DATASET CONTENT:
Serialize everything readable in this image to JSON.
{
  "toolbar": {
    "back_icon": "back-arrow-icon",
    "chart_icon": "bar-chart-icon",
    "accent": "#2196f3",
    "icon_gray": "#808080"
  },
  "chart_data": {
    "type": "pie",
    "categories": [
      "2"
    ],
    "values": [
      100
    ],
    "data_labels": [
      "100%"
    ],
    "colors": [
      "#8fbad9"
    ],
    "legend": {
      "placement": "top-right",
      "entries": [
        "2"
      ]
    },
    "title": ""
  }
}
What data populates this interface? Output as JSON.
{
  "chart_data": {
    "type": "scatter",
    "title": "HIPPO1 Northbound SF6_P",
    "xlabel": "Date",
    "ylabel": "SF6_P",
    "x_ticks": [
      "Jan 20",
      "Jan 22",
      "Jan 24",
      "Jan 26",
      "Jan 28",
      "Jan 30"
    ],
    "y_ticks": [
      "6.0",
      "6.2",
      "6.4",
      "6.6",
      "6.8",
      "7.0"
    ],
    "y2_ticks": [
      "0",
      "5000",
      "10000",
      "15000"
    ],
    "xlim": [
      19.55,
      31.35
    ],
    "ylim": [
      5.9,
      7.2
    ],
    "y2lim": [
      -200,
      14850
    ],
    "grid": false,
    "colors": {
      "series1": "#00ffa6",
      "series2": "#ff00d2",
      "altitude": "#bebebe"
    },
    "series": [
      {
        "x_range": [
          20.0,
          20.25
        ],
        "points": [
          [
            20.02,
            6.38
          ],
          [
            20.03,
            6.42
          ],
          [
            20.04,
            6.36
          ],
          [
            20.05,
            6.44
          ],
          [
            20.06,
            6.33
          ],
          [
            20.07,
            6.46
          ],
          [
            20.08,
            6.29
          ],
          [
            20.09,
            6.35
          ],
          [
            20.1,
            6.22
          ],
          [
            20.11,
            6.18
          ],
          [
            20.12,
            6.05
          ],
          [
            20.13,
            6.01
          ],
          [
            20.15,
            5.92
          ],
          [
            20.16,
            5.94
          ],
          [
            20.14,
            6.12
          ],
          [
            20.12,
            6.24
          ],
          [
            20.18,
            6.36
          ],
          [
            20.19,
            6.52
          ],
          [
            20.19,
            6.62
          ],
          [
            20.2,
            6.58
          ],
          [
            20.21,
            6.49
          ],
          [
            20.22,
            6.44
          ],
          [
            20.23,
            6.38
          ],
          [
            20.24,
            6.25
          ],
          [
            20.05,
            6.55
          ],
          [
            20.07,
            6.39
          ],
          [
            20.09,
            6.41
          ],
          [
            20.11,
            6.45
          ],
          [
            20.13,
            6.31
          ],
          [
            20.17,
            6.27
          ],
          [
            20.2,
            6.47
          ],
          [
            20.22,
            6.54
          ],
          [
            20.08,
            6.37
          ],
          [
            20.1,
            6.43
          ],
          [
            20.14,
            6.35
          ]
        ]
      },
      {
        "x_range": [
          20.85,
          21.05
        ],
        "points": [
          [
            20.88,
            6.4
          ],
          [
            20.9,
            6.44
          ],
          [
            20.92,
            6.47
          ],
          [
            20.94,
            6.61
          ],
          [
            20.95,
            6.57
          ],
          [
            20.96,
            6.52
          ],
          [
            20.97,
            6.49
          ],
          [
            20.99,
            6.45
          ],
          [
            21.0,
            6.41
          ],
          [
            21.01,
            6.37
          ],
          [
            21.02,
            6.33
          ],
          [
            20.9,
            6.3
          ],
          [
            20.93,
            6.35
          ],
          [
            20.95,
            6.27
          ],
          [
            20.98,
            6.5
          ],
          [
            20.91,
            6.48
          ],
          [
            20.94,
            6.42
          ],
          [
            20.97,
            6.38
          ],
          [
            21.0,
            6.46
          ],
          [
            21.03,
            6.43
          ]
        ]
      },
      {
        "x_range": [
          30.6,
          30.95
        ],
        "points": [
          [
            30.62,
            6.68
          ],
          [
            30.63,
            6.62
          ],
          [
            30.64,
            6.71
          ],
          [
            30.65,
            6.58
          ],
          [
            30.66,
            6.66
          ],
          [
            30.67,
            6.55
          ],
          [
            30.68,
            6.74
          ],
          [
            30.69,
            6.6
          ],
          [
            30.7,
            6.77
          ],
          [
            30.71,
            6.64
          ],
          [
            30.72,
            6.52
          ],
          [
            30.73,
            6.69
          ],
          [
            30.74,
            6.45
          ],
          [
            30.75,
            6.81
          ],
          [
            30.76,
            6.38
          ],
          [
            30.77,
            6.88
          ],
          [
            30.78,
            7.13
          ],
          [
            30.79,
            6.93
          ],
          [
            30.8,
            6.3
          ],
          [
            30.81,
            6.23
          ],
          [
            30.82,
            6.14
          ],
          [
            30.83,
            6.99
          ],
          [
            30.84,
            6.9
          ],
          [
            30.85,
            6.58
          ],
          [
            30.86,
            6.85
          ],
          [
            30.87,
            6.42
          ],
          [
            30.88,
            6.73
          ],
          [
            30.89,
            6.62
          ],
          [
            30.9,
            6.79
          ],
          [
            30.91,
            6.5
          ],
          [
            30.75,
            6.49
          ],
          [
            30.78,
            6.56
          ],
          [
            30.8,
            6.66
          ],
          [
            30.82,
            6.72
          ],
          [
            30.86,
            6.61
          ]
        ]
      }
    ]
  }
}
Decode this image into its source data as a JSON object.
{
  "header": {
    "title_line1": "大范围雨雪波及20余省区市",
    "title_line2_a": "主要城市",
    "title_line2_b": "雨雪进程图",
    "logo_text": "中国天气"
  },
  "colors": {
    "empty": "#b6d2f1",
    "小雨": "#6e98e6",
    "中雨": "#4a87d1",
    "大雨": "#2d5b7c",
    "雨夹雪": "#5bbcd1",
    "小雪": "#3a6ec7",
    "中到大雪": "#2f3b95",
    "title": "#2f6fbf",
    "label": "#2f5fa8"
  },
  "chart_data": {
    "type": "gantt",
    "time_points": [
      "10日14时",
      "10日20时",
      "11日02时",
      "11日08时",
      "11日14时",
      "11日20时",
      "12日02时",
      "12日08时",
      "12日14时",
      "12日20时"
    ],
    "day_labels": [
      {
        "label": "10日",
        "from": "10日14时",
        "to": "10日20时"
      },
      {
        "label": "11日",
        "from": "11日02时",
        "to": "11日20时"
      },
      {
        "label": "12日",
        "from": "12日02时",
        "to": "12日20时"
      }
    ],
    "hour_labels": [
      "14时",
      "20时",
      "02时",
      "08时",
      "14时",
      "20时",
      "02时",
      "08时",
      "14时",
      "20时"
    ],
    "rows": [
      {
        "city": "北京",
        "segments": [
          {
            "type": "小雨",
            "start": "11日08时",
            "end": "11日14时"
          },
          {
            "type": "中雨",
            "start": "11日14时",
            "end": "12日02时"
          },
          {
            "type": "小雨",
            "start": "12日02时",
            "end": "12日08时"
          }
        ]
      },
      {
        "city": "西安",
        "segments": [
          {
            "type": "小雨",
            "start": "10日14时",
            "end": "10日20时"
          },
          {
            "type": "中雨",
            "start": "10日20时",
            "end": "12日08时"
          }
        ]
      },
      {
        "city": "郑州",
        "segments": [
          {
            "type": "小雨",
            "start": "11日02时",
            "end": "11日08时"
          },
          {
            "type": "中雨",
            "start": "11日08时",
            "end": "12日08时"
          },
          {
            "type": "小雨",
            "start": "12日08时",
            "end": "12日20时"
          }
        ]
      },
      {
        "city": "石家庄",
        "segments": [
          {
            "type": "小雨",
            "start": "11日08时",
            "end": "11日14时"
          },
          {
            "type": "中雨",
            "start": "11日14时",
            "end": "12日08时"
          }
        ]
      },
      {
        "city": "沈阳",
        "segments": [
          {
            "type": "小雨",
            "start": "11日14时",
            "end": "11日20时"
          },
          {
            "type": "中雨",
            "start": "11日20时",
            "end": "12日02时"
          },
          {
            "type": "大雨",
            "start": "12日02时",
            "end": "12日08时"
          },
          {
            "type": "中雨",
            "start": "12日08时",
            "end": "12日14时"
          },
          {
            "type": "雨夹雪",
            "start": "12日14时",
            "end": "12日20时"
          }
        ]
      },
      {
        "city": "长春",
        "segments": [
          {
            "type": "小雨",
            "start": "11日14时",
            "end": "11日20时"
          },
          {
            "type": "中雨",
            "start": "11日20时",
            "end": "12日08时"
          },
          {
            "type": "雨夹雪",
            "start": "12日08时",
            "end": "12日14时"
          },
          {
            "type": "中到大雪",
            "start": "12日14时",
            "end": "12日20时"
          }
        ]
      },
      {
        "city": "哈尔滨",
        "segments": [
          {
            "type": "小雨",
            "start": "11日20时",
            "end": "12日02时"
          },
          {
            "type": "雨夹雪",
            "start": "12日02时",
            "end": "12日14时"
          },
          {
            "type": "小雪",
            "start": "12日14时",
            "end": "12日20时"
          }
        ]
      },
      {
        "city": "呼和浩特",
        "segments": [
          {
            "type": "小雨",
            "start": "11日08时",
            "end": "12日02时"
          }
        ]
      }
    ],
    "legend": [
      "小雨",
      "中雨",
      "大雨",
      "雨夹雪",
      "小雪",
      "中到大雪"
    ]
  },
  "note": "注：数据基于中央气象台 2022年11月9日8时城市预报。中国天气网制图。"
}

GIVEN EXERCISE: Your answer should be a single number: the count of lines in the material above that contain "from".

RESULT: 3